Data extracted from a collection
** start **
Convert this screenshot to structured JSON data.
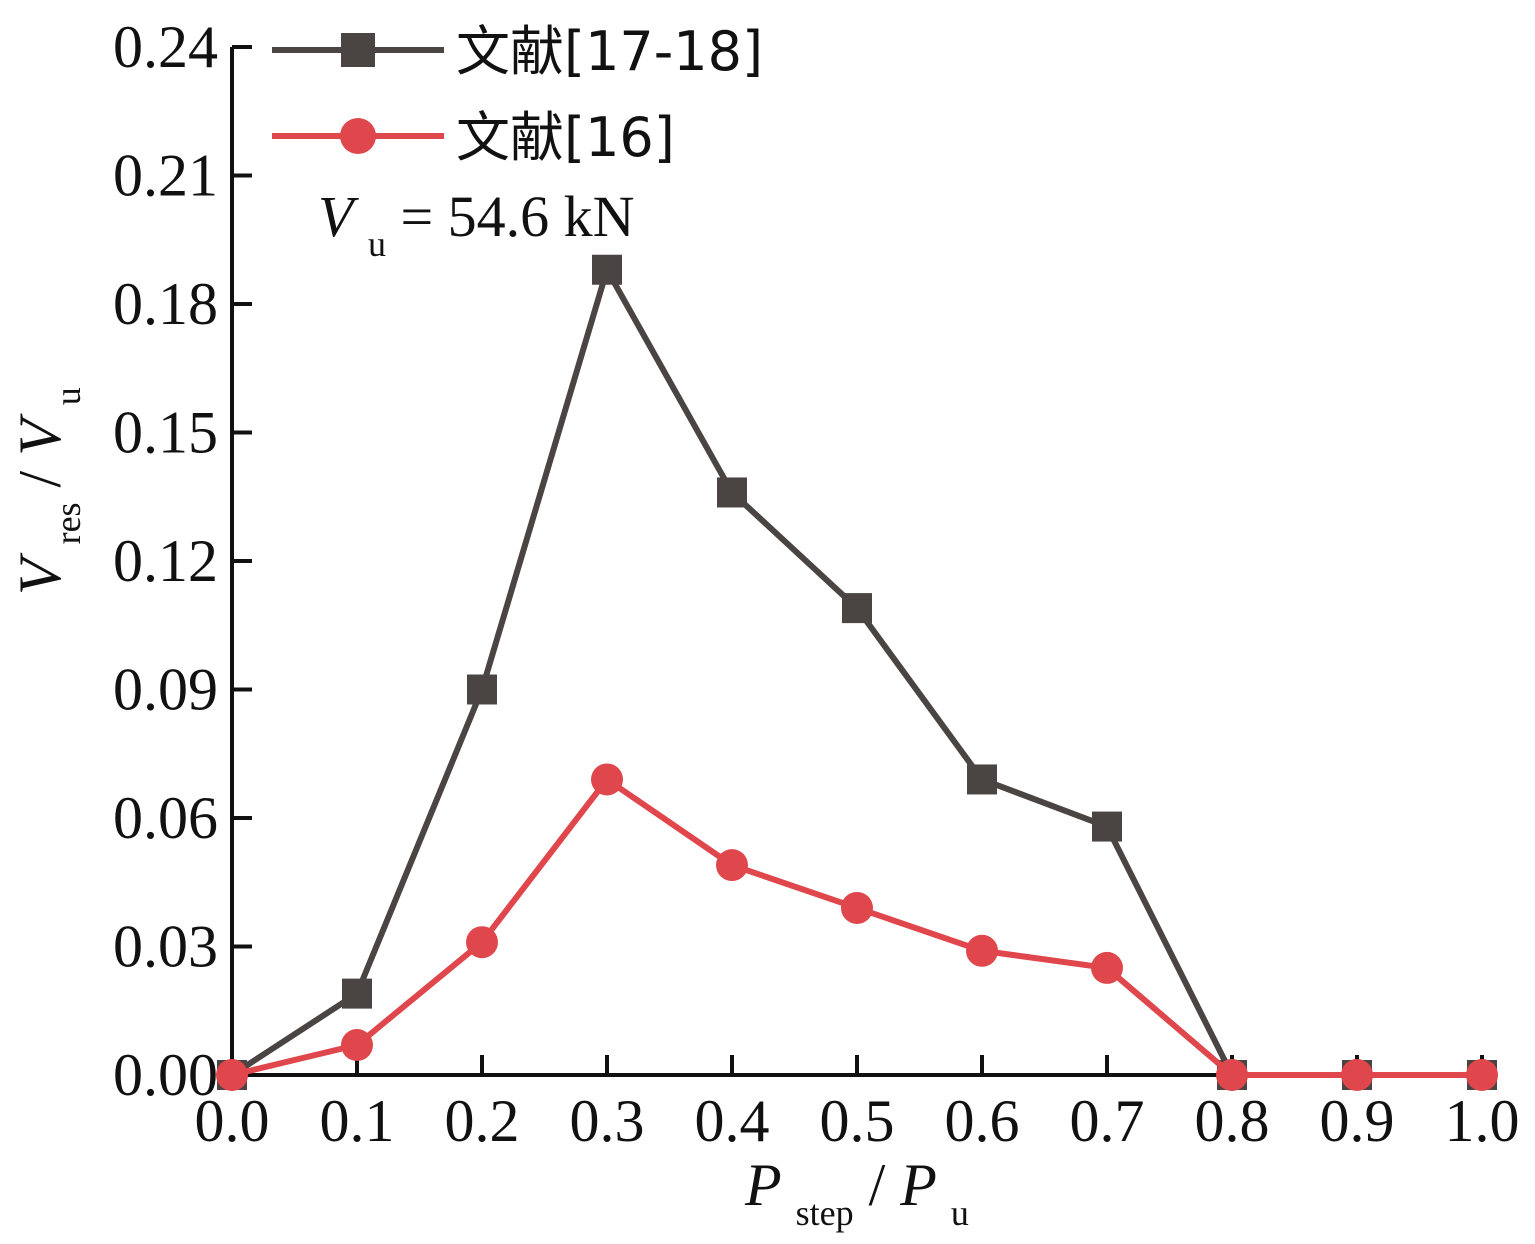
{
  "chart_data": {
    "type": "line",
    "xlabel": {
      "main": "P",
      "sub": "step",
      "sep": "/",
      "main2": "P",
      "sub2": "u"
    },
    "ylabel": {
      "main": "V",
      "sub": "res",
      "sep": "/",
      "main2": "V",
      "sub2": "u"
    },
    "xlim": [
      0.0,
      1.0
    ],
    "ylim": [
      0.0,
      0.24
    ],
    "x_ticks": [
      "0.0",
      "0.1",
      "0.2",
      "0.3",
      "0.4",
      "0.5",
      "0.6",
      "0.7",
      "0.8",
      "0.9",
      "1.0"
    ],
    "y_ticks": [
      "0.00",
      "0.03",
      "0.06",
      "0.09",
      "0.12",
      "0.15",
      "0.18",
      "0.21",
      "0.24"
    ],
    "x": [
      0.0,
      0.1,
      0.2,
      0.3,
      0.4,
      0.5,
      0.6,
      0.7,
      0.8,
      0.9,
      1.0
    ],
    "series": [
      {
        "name": "文献[17-18]",
        "marker": "square",
        "color": "#4a4442",
        "values": [
          0.0,
          0.019,
          0.09,
          0.188,
          0.136,
          0.109,
          0.069,
          0.058,
          0.0,
          0.0,
          0.0
        ]
      },
      {
        "name": "文献[16]",
        "marker": "circle",
        "color": "#e0474c",
        "values": [
          0.0,
          0.007,
          0.031,
          0.069,
          0.049,
          0.039,
          0.029,
          0.025,
          0.0,
          0.0,
          0.0
        ]
      }
    ],
    "annotation": {
      "main": "V",
      "sub": "u",
      "rest": " = 54.6 kN"
    },
    "legend_position": "top-left",
    "grid": false
  }
}
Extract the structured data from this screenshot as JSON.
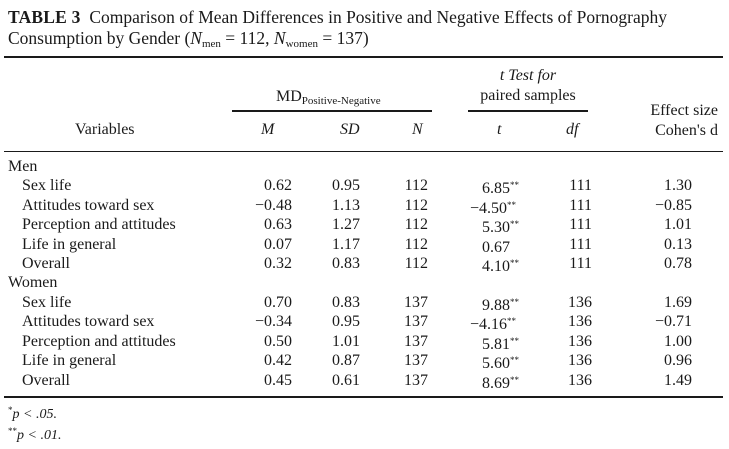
{
  "caption": {
    "label": "TABLE 3",
    "line1": "Comparison of Mean Differences in Positive and Negative Effects of Pornography",
    "line2_pre": "Consumption by Gender (",
    "n_men_sym": "N",
    "n_men_sub": "men",
    "n_men_val": " = 112, ",
    "n_women_sym": "N",
    "n_women_sub": "women",
    "n_women_val": " = 137)"
  },
  "header": {
    "md_label": "MD",
    "md_sub": "Positive-Negative",
    "ttest_line1": "t Test for",
    "ttest_line2": "paired samples",
    "effect_line1": "Effect size",
    "effect_line2": "Cohen's d",
    "col_variables": "Variables",
    "col_m": "M",
    "col_sd": "SD",
    "col_n": "N",
    "col_t": "t",
    "col_df": "df"
  },
  "groups": [
    {
      "name": "Men",
      "rows": [
        {
          "variable": "Sex life",
          "m": "0.62",
          "sd": "0.95",
          "n": "112",
          "t": "6.85",
          "t_sig": "**",
          "df": "111",
          "d": "1.30"
        },
        {
          "variable": "Attitudes toward sex",
          "m": "−0.48",
          "sd": "1.13",
          "n": "112",
          "t": "−4.50",
          "t_sig": "**",
          "df": "111",
          "d": "−0.85"
        },
        {
          "variable": "Perception and attitudes",
          "m": "0.63",
          "sd": "1.27",
          "n": "112",
          "t": "5.30",
          "t_sig": "**",
          "df": "111",
          "d": "1.01"
        },
        {
          "variable": "Life in general",
          "m": "0.07",
          "sd": "1.17",
          "n": "112",
          "t": "0.67",
          "t_sig": "",
          "df": "111",
          "d": "0.13"
        },
        {
          "variable": "Overall",
          "m": "0.32",
          "sd": "0.83",
          "n": "112",
          "t": "4.10",
          "t_sig": "**",
          "df": "111",
          "d": "0.78"
        }
      ]
    },
    {
      "name": "Women",
      "rows": [
        {
          "variable": "Sex life",
          "m": "0.70",
          "sd": "0.83",
          "n": "137",
          "t": "9.88",
          "t_sig": "**",
          "df": "136",
          "d": "1.69"
        },
        {
          "variable": "Attitudes toward sex",
          "m": "−0.34",
          "sd": "0.95",
          "n": "137",
          "t": "−4.16",
          "t_sig": "**",
          "df": "136",
          "d": "−0.71"
        },
        {
          "variable": "Perception and attitudes",
          "m": "0.50",
          "sd": "1.01",
          "n": "137",
          "t": "5.81",
          "t_sig": "**",
          "df": "136",
          "d": "1.00"
        },
        {
          "variable": "Life in general",
          "m": "0.42",
          "sd": "0.87",
          "n": "137",
          "t": "5.60",
          "t_sig": "**",
          "df": "136",
          "d": "0.96"
        },
        {
          "variable": "Overall",
          "m": "0.45",
          "sd": "0.61",
          "n": "137",
          "t": "8.69",
          "t_sig": "**",
          "df": "136",
          "d": "1.49"
        }
      ]
    }
  ],
  "footnotes": [
    {
      "sig": "*",
      "text": "p < .05."
    },
    {
      "sig": "**",
      "text": "p < .01."
    }
  ]
}
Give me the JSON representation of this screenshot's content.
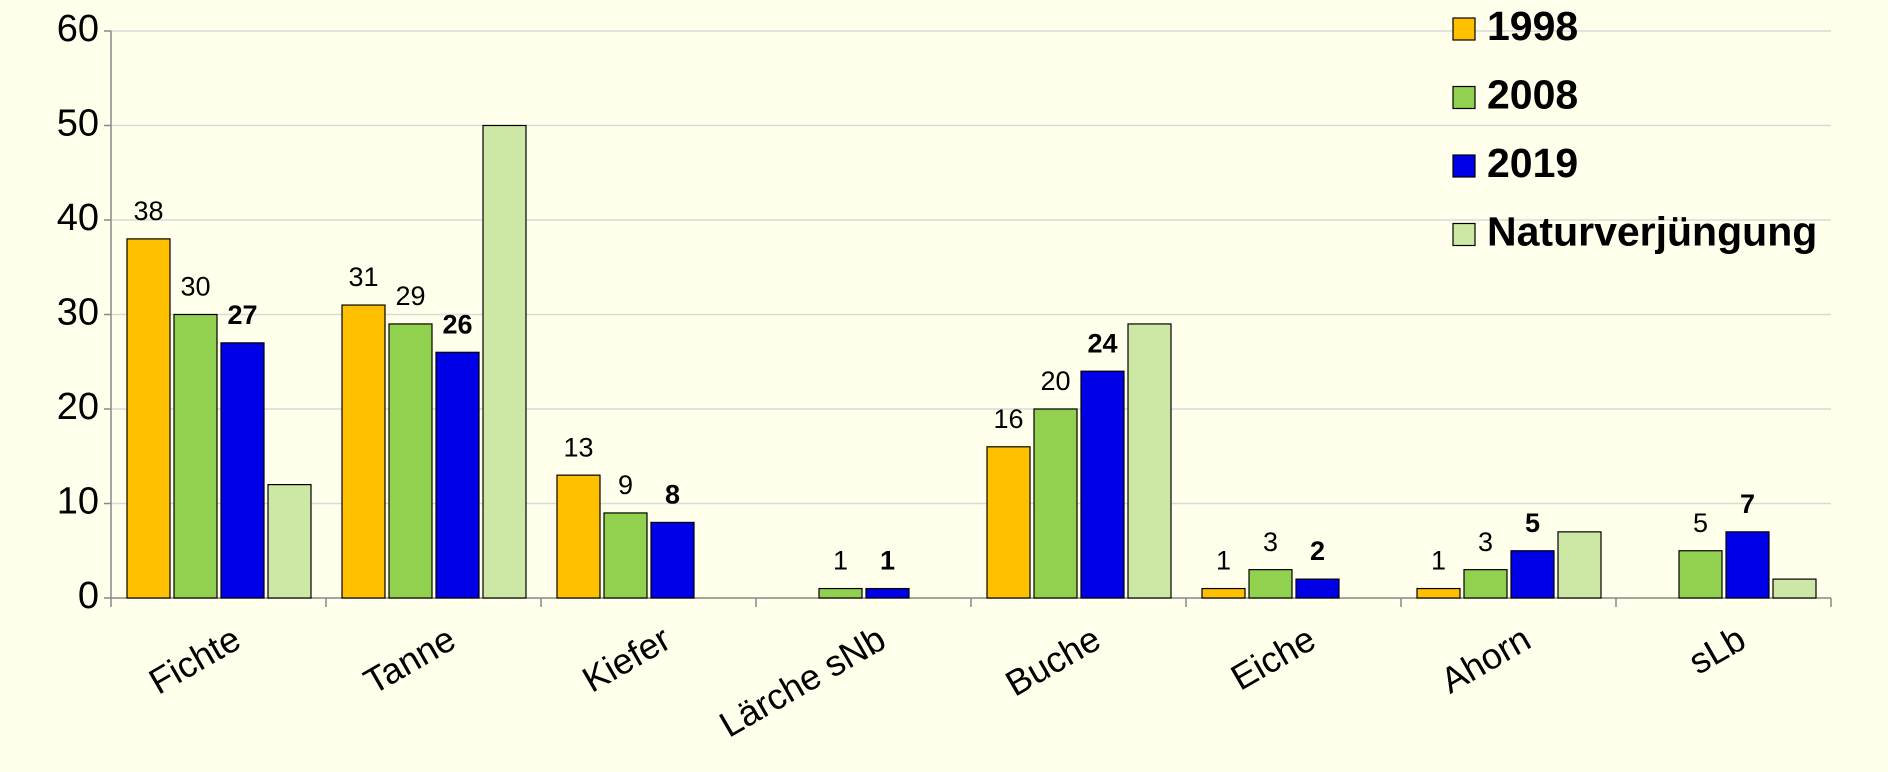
{
  "chart_data": {
    "type": "bar",
    "categories": [
      "Fichte",
      "Tanne",
      "Kiefer",
      "Lärche sNb",
      "Buche",
      "Eiche",
      "Ahorn",
      "sLb"
    ],
    "series": [
      {
        "name": "1998",
        "color": "#FFC000",
        "values": [
          38,
          31,
          13,
          null,
          16,
          1,
          1,
          null
        ],
        "show_labels": true,
        "label_weight": "normal"
      },
      {
        "name": "2008",
        "color": "#92D050",
        "values": [
          30,
          29,
          9,
          1,
          20,
          3,
          3,
          5
        ],
        "show_labels": true,
        "label_weight": "normal"
      },
      {
        "name": "2019",
        "color": "#0000E6",
        "values": [
          27,
          26,
          8,
          1,
          24,
          2,
          5,
          7
        ],
        "show_labels": true,
        "label_weight": "bold"
      },
      {
        "name": "Naturverjüngung",
        "color": "#CDE7A5",
        "values": [
          12,
          50,
          null,
          null,
          29,
          null,
          7,
          2
        ],
        "show_labels": false,
        "label_weight": "normal"
      }
    ],
    "ylim": [
      0,
      60
    ],
    "yticks": [
      0,
      10,
      20,
      30,
      40,
      50,
      60
    ],
    "grid": true,
    "legend": "top-right"
  }
}
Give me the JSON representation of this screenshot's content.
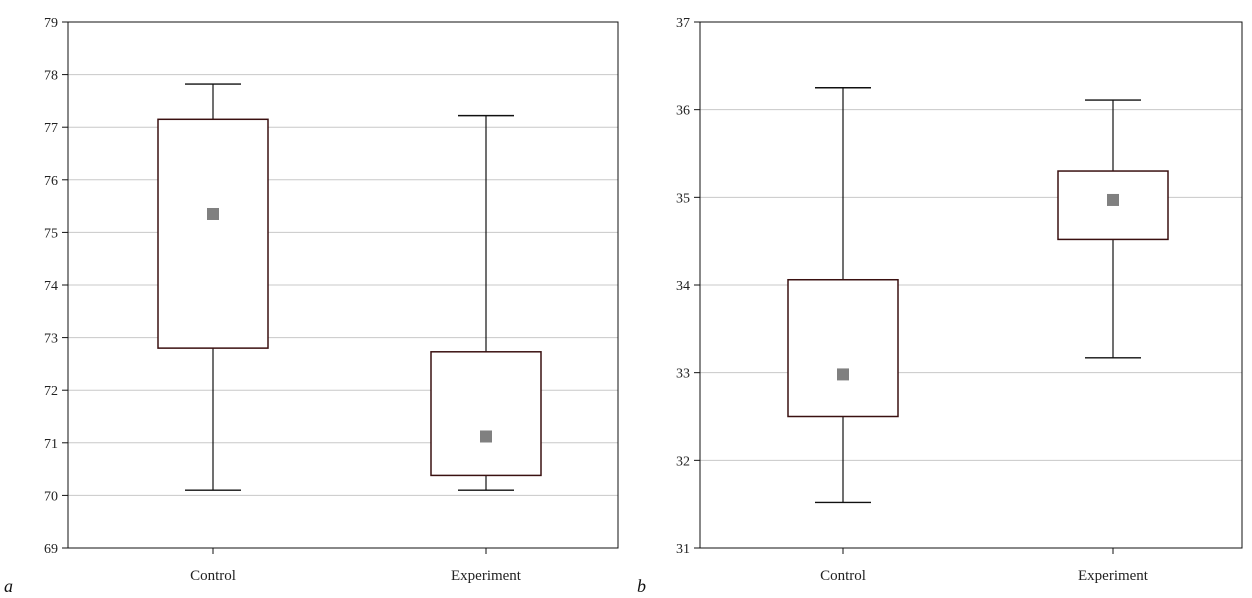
{
  "chart_data": [
    {
      "type": "box",
      "panel_label": "a",
      "title": "",
      "xlabel": "",
      "ylabel": "",
      "ylim": [
        69,
        79
      ],
      "yticks": [
        69,
        70,
        71,
        72,
        73,
        74,
        75,
        76,
        77,
        78,
        79
      ],
      "grid": true,
      "categories": [
        "Control",
        "Experiment"
      ],
      "boxes": [
        {
          "category": "Control",
          "whisker_low": 70.1,
          "box_low": 72.8,
          "center": 75.35,
          "box_high": 77.15,
          "whisker_high": 77.82
        },
        {
          "category": "Experiment",
          "whisker_low": 70.1,
          "box_low": 70.38,
          "center": 71.12,
          "box_high": 72.73,
          "whisker_high": 77.22
        }
      ],
      "colors": {
        "marker": "#808080",
        "box_edge": "#3a1010",
        "grid": "#c8c8c8"
      }
    },
    {
      "type": "box",
      "panel_label": "b",
      "title": "",
      "xlabel": "",
      "ylabel": "",
      "ylim": [
        31,
        37
      ],
      "yticks": [
        31,
        32,
        33,
        34,
        35,
        36,
        37
      ],
      "grid": true,
      "categories": [
        "Control",
        "Experiment"
      ],
      "boxes": [
        {
          "category": "Control",
          "whisker_low": 31.52,
          "box_low": 32.5,
          "center": 32.98,
          "box_high": 34.06,
          "whisker_high": 36.25
        },
        {
          "category": "Experiment",
          "whisker_low": 33.17,
          "box_low": 34.52,
          "center": 34.97,
          "box_high": 35.3,
          "whisker_high": 36.11
        }
      ],
      "colors": {
        "marker": "#808080",
        "box_edge": "#3a1010",
        "grid": "#c8c8c8"
      }
    }
  ]
}
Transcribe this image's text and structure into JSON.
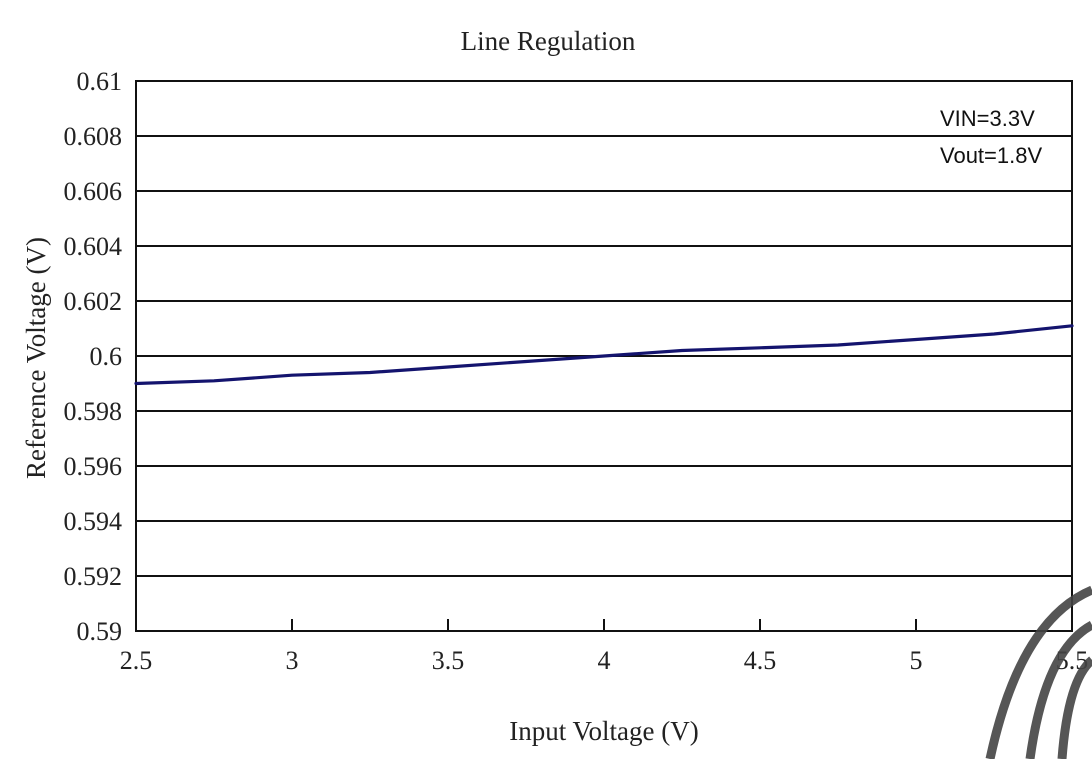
{
  "chart_data": {
    "type": "line",
    "title": "Line Regulation",
    "xlabel": "Input Voltage (V)",
    "ylabel": "Reference Voltage (V)",
    "xlim": [
      2.5,
      5.5
    ],
    "ylim": [
      0.59,
      0.61
    ],
    "x_ticks": [
      "2.5",
      "3",
      "3.5",
      "4",
      "4.5",
      "5",
      "5.5"
    ],
    "y_ticks": [
      "0.59",
      "0.592",
      "0.594",
      "0.596",
      "0.598",
      "0.6",
      "0.602",
      "0.604",
      "0.606",
      "0.608",
      "0.61"
    ],
    "grid": true,
    "annotations": [
      "VIN=3.3V",
      "Vout=1.8V"
    ],
    "series": [
      {
        "color": "#14146e",
        "x": [
          2.5,
          2.75,
          3.0,
          3.25,
          3.5,
          3.75,
          4.0,
          4.25,
          4.5,
          4.75,
          5.0,
          5.25,
          5.5
        ],
        "y": [
          0.599,
          0.5991,
          0.5993,
          0.5994,
          0.5996,
          0.5998,
          0.6,
          0.6002,
          0.6003,
          0.6004,
          0.6006,
          0.6008,
          0.6011
        ]
      }
    ]
  }
}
** end **
Gather every line from the entries above where the word "marker" appears, and copy them.

        "marker": "square",
        "marker": "circle",
        "marker": "#808080",
        "marker": "#808080",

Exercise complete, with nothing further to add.